--- Begin Listing ---

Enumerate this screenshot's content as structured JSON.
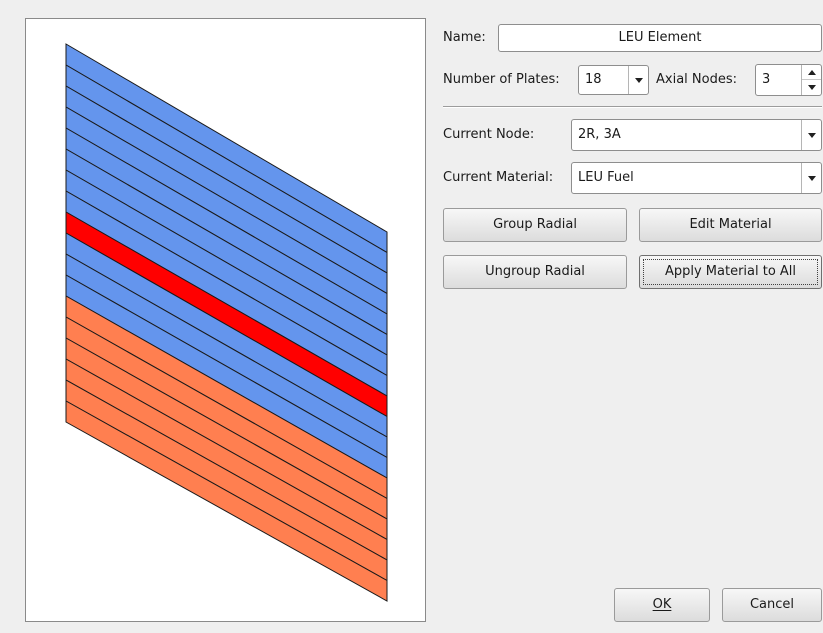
{
  "form": {
    "name_label": "Name:",
    "name_value": "LEU Element",
    "plates_label": "Number of Plates:",
    "plates_value": "18",
    "axial_label": "Axial Nodes:",
    "axial_value": "3",
    "node_label": "Current Node:",
    "node_value": "2R, 3A",
    "material_label": "Current Material:",
    "material_value": "LEU Fuel"
  },
  "buttons": {
    "group_radial": "Group Radial",
    "edit_material": "Edit Material",
    "ungroup_radial": "Ungroup Radial",
    "apply_all": "Apply Material to All",
    "ok": "OK",
    "cancel": "Cancel"
  },
  "element_view": {
    "plate_count": 18,
    "axial_nodes": 3,
    "selected_plate": 8,
    "plate_materials": [
      "LEU Fuel",
      "LEU Fuel",
      "LEU Fuel",
      "LEU Fuel",
      "LEU Fuel",
      "LEU Fuel",
      "LEU Fuel",
      "LEU Fuel",
      "LEU Fuel",
      "LEU Fuel",
      "LEU Fuel",
      "LEU Fuel",
      "LEU Fuel",
      "LEU Fuel",
      "LEU Fuel",
      "LEU Fuel",
      "LEU Fuel",
      "LEU Fuel"
    ],
    "colors": {
      "upper": "#6495ed",
      "lower": "#ff7f50",
      "selected": "#ff0000",
      "outline": "#1a1a1a"
    }
  }
}
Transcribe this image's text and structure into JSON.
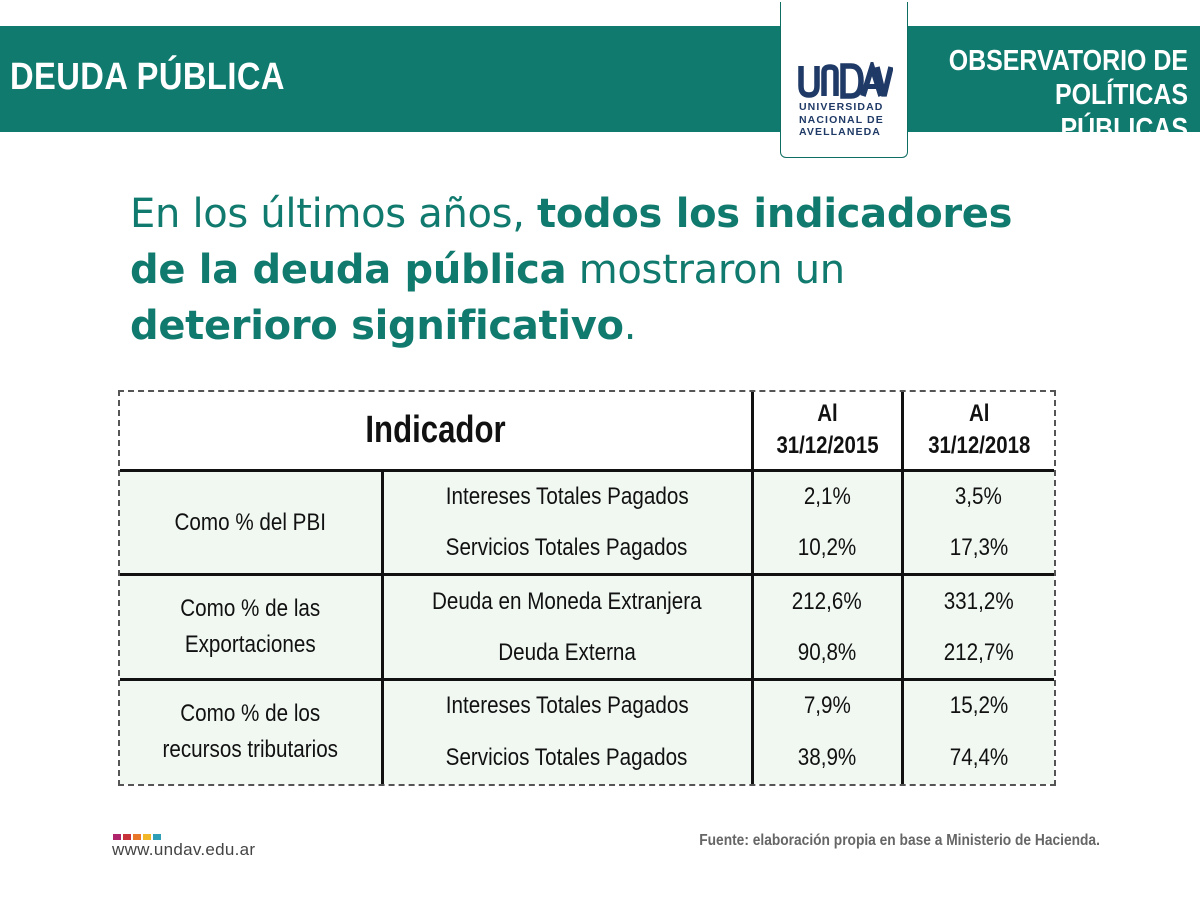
{
  "header": {
    "section_title": "DEUDA PÚBLICA",
    "observatory_line1": "OBSERVATORIO DE",
    "observatory_line2": "POLÍTICAS PÚBLICAS",
    "band_color": "#117a6e"
  },
  "logo": {
    "mark": "UNDAV",
    "line1": "UNIVERSIDAD",
    "line2": "NACIONAL DE",
    "line3": "AVELLANEDA",
    "color": "#1f3a66"
  },
  "headline": {
    "p1": "En los últimos años, ",
    "b1": "todos los indicadores",
    "b2": "de la deuda pública",
    "p2": " mostraron un",
    "b3": "deterioro significativo",
    "p3": "."
  },
  "table": {
    "header_indicator": "Indicador",
    "header_col1_line1": "Al",
    "header_col1_line2": "31/12/2015",
    "header_col2_line1": "Al",
    "header_col2_line2": "31/12/2018",
    "groups": [
      {
        "label_line1": "Como % del PBI",
        "rows": [
          {
            "indicator": "Intereses Totales Pagados",
            "v2015": "2,1%",
            "v2018": "3,5%"
          },
          {
            "indicator": "Servicios Totales Pagados",
            "v2015": "10,2%",
            "v2018": "17,3%"
          }
        ]
      },
      {
        "label_line1": "Como % de las",
        "label_line2": "Exportaciones",
        "rows": [
          {
            "indicator": "Deuda en Moneda Extranjera",
            "v2015": "212,6%",
            "v2018": "331,2%"
          },
          {
            "indicator": "Deuda Externa",
            "v2015": "90,8%",
            "v2018": "212,7%"
          }
        ]
      },
      {
        "label_line1": "Como % de los",
        "label_line2": "recursos tributarios",
        "rows": [
          {
            "indicator": "Intereses Totales Pagados",
            "v2015": "7,9%",
            "v2018": "15,2%"
          },
          {
            "indicator": "Servicios Totales Pagados",
            "v2015": "38,9%",
            "v2018": "74,4%"
          }
        ]
      }
    ]
  },
  "footer": {
    "url": "www.undav.edu.ar",
    "source": "Fuente: elaboración propia en base a Ministerio de Hacienda.",
    "dot_colors": [
      "#b0246b",
      "#c8323a",
      "#e8772a",
      "#f2b728",
      "#2f9fb8"
    ]
  }
}
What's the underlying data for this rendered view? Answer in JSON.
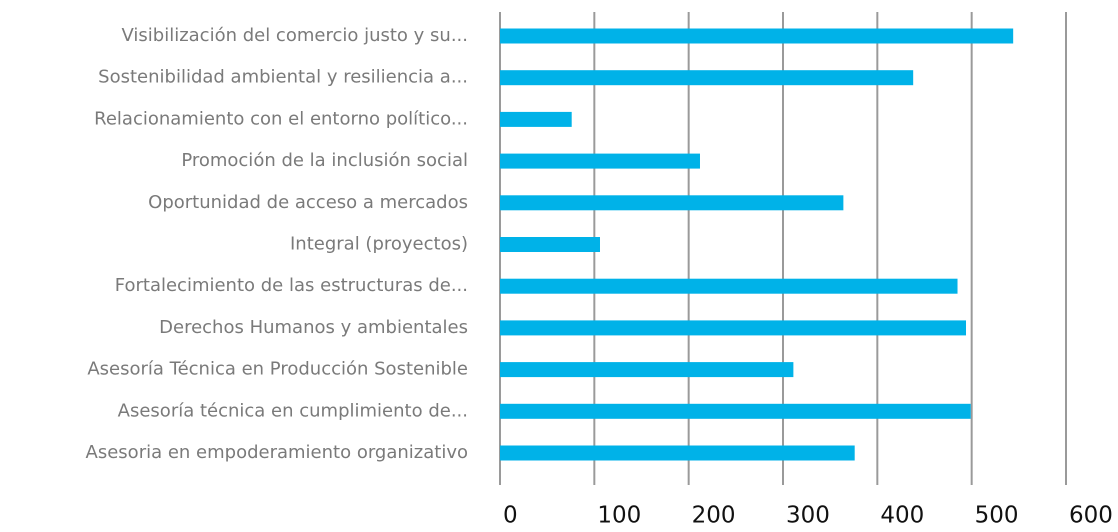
{
  "chart_data": {
    "type": "barh",
    "categories": [
      "Visibilización del comercio justo y su...",
      "Sostenibilidad ambiental y resiliencia a...",
      "Relacionamiento con el entorno político...",
      "Promoción de la inclusión social",
      "Oportunidad de acceso a mercados",
      "Integral (proyectos)",
      "Fortalecimiento de las estructuras de...",
      "Derechos Humanos y ambientales",
      "Asesoría Técnica en Producción Sostenible",
      "Asesoría técnica en cumplimiento de...",
      "Asesoria en empoderamiento organizativo"
    ],
    "values": [
      544,
      438,
      76,
      212,
      364,
      106,
      485,
      494,
      311,
      499,
      376
    ],
    "color": "#00b2e8",
    "xlim": [
      0,
      600
    ],
    "xticks": [
      0,
      100,
      200,
      300,
      400,
      500,
      600
    ],
    "grid": true
  }
}
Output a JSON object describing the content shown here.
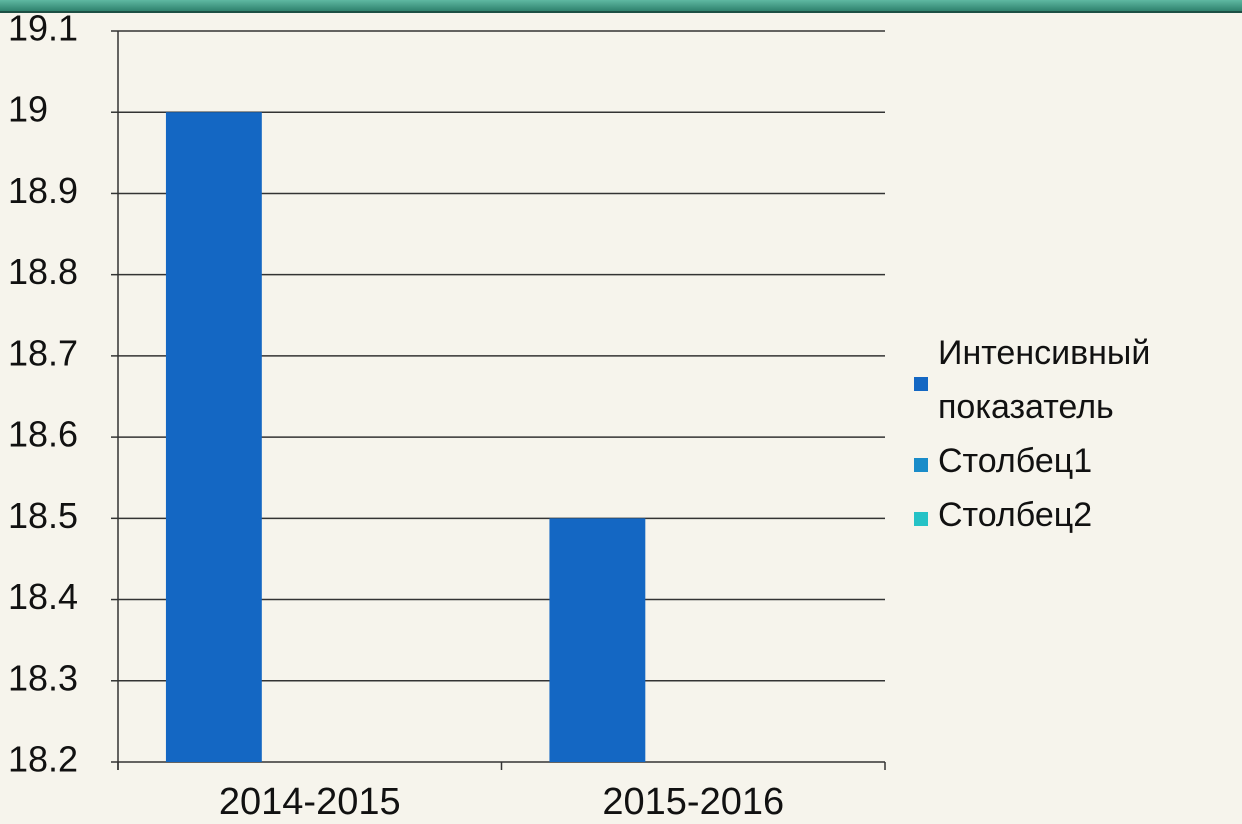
{
  "chart_data": {
    "type": "bar",
    "categories": [
      "2014-2015",
      "2015-2016"
    ],
    "series": [
      {
        "name": "Интенсивный показатель",
        "color": "#1467c3",
        "values": [
          19,
          18.5
        ]
      },
      {
        "name": "Столбец1",
        "color": "#1a8cc9",
        "values": [
          null,
          null
        ]
      },
      {
        "name": "Столбец2",
        "color": "#25c2c6",
        "values": [
          null,
          null
        ]
      }
    ],
    "ylim": [
      18.2,
      19.1
    ],
    "yticks": [
      18.2,
      18.3,
      18.4,
      18.5,
      18.6,
      18.7,
      18.8,
      18.9,
      19,
      19.1
    ],
    "grid": true,
    "legend": "right"
  }
}
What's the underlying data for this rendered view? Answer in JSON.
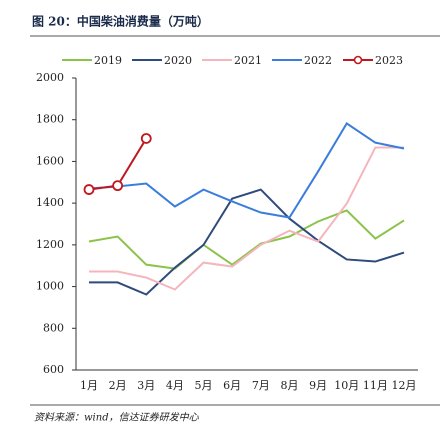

--- End Listing ---

What is the number of lines that hold the string "content"? Give it alone.

2